**TASK GOAL**
Write out the material exactly. Do not include the pictures.

**EXTRACTED INFORMATION**
::::::::
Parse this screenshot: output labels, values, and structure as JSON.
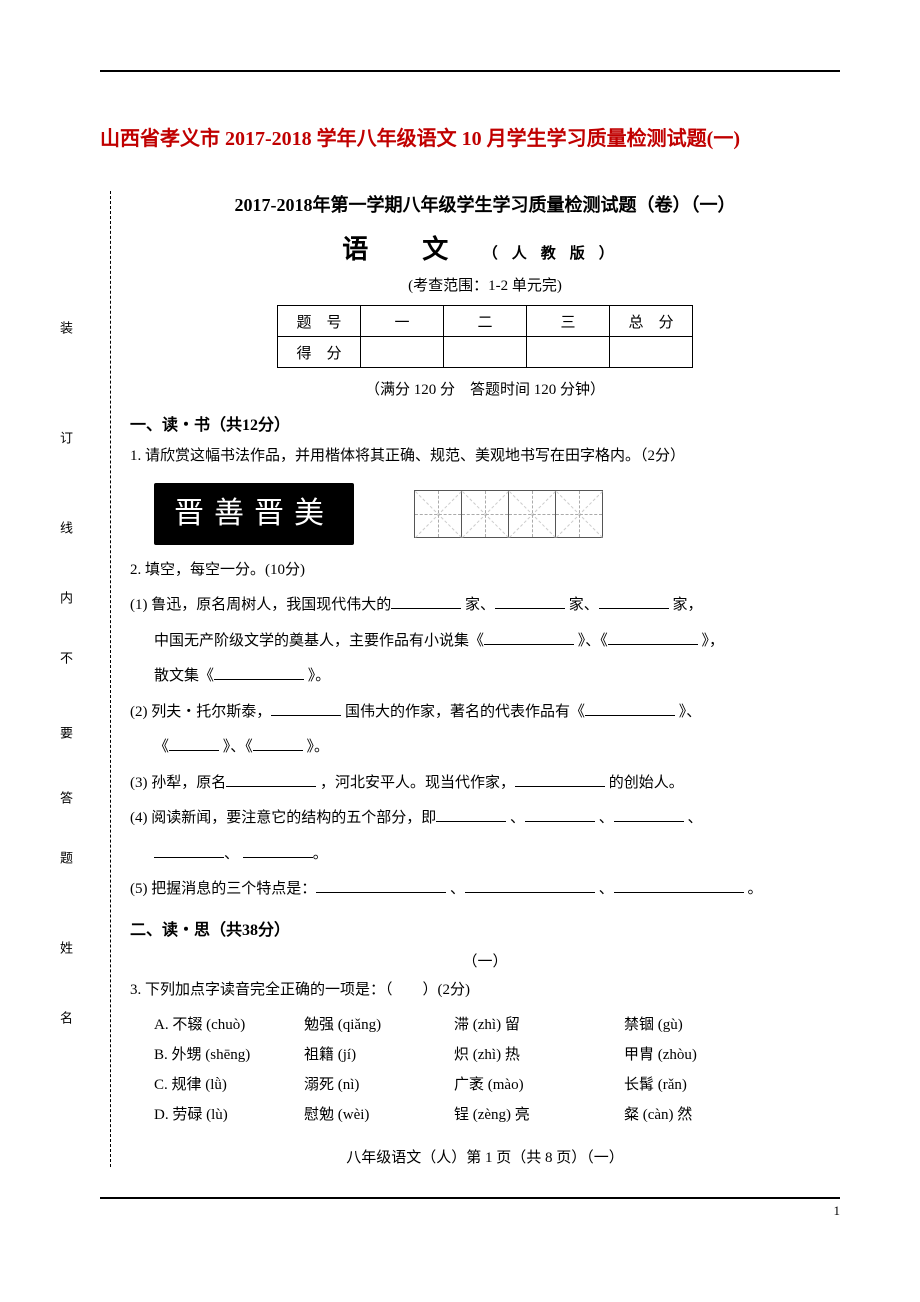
{
  "title_red": "山西省孝义市 2017-2018 学年八年级语文 10 月学生学习质量检测试题(一)",
  "exam_title": "2017-2018年第一学期八年级学生学习质量检测试题（卷）（一）",
  "subject": "语　文",
  "subject_note": "（人教版）",
  "scope": "(考查范围：1-2 单元完)",
  "score_table": {
    "row1": [
      "题　号",
      "一",
      "二",
      "三",
      "总　分"
    ],
    "row2": [
      "得　分",
      "",
      "",
      "",
      ""
    ]
  },
  "time_note": "（满分 120 分　答题时间 120 分钟）",
  "section1": "一、读・书（共12分）",
  "q1": "1. 请欣赏这幅书法作品，并用楷体将其正确、规范、美观地书写在田字格内。（2分）",
  "calligraphy": "晋善晋美",
  "q2": "2. 填空，每空一分。(10分)",
  "q2_1a": "(1) 鲁迅，原名周树人，我国现代伟大的",
  "q2_1b": "家、",
  "q2_1c": "家、",
  "q2_1d": "家，",
  "q2_1e": "中国无产阶级文学的奠基人，主要作品有小说集《",
  "q2_1f": "》、《",
  "q2_1g": "》，",
  "q2_1h": "散文集《",
  "q2_1i": "》。",
  "q2_2a": "(2) 列夫・托尔斯泰，",
  "q2_2b": "国伟大的作家，著名的代表作品有《",
  "q2_2c": "》、",
  "q2_2d": "《",
  "q2_2e": "》、《",
  "q2_2f": "》。",
  "q2_3a": "(3) 孙犁，原名",
  "q2_3b": "，河北安平人。现当代作家，",
  "q2_3c": "的创始人。",
  "q2_4a": "(4) 阅读新闻，要注意它的结构的五个部分，即",
  "q2_4b": "、",
  "q2_4c": "、",
  "q2_4d": "、",
  "q2_4e": "、",
  "q2_4f": "。",
  "q2_5a": "(5) 把握消息的三个特点是：",
  "q2_5b": "、",
  "q2_5c": "、",
  "q2_5d": "。",
  "section2": "二、读・思（共38分）",
  "part1": "（一）",
  "q3": "3. 下列加点字读音完全正确的一项是：（　　）(2分)",
  "opts": {
    "A": [
      "A. 不辍 (chuò)",
      "勉强 (qiǎng)",
      "滞 (zhì) 留",
      "禁锢 (gù)"
    ],
    "B": [
      "B. 外甥 (shēng)",
      "祖籍 (jí)",
      "炽 (zhì) 热",
      "甲胄 (zhòu)"
    ],
    "C": [
      "C. 规律 (lǜ)",
      "溺死 (nì)",
      "广袤 (mào)",
      "长髯 (rǎn)"
    ],
    "D": [
      "D. 劳碌 (lù)",
      "慰勉 (wèi)",
      "锃 (zèng) 亮",
      "粲 (càn) 然"
    ]
  },
  "footer": "八年级语文（人）第 1 页（共 8 页）（一）",
  "page_num": "1",
  "binding": [
    "装",
    "订",
    "线",
    "内",
    "不",
    "要",
    "答",
    "题",
    "姓",
    "名"
  ]
}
::::::::
**SOLVED EXERCISE**
Parse this screenshot: output labels, values, and structure as JSON.
{
  "title_red": "山西省孝义市 2017-2018 学年八年级语文 10 月学生学习质量检测试题(一)",
  "exam_title": "2017-2018年第一学期八年级学生学习质量检测试题（卷）（一）",
  "subject": "语　文",
  "subject_note": "（人教版）",
  "scope": "(考查范围：1-2 单元完)",
  "score_table": {
    "row1": [
      "题　号",
      "一",
      "二",
      "三",
      "总　分"
    ],
    "row2": [
      "得　分",
      "",
      "",
      "",
      ""
    ]
  },
  "time_note": "（满分 120 分　答题时间 120 分钟）",
  "section1": "一、读・书（共12分）",
  "q1": "1. 请欣赏这幅书法作品，并用楷体将其正确、规范、美观地书写在田字格内。（2分）",
  "calligraphy": "晋善晋美",
  "q2": "2. 填空，每空一分。(10分)",
  "q2_1a": "(1) 鲁迅，原名周树人，我国现代伟大的",
  "q2_1b": "家、",
  "q2_1c": "家、",
  "q2_1d": "家，",
  "q2_1e": "中国无产阶级文学的奠基人，主要作品有小说集《",
  "q2_1f": "》、《",
  "q2_1g": "》，",
  "q2_1h": "散文集《",
  "q2_1i": "》。",
  "q2_2a": "(2) 列夫・托尔斯泰，",
  "q2_2b": "国伟大的作家，著名的代表作品有《",
  "q2_2c": "》、",
  "q2_2d": "《",
  "q2_2e": "》、《",
  "q2_2f": "》。",
  "q2_3a": "(3) 孙犁，原名",
  "q2_3b": "，河北安平人。现当代作家，",
  "q2_3c": "的创始人。",
  "q2_4a": "(4) 阅读新闻，要注意它的结构的五个部分，即",
  "q2_4b": "、",
  "q2_4c": "、",
  "q2_4d": "、",
  "q2_4e": "、",
  "q2_4f": "。",
  "q2_5a": "(5) 把握消息的三个特点是：",
  "q2_5b": "、",
  "q2_5c": "、",
  "q2_5d": "。",
  "section2": "二、读・思（共38分）",
  "part1": "（一）",
  "q3": "3. 下列加点字读音完全正确的一项是：（　　）(2分)",
  "opts": {
    "A": [
      "A. 不辍 (chuò)",
      "勉强 (qiǎng)",
      "滞 (zhì) 留",
      "禁锢 (gù)"
    ],
    "B": [
      "B. 外甥 (shēng)",
      "祖籍 (jí)",
      "炽 (zhì) 热",
      "甲胄 (zhòu)"
    ],
    "C": [
      "C. 规律 (lǜ)",
      "溺死 (nì)",
      "广袤 (mào)",
      "长髯 (rǎn)"
    ],
    "D": [
      "D. 劳碌 (lù)",
      "慰勉 (wèi)",
      "锃 (zèng) 亮",
      "粲 (càn) 然"
    ]
  },
  "footer": "八年级语文（人）第 1 页（共 8 页）（一）",
  "page_num": "1",
  "binding": [
    "装",
    "订",
    "线",
    "内",
    "不",
    "要",
    "答",
    "题",
    "姓",
    "名"
  ]
}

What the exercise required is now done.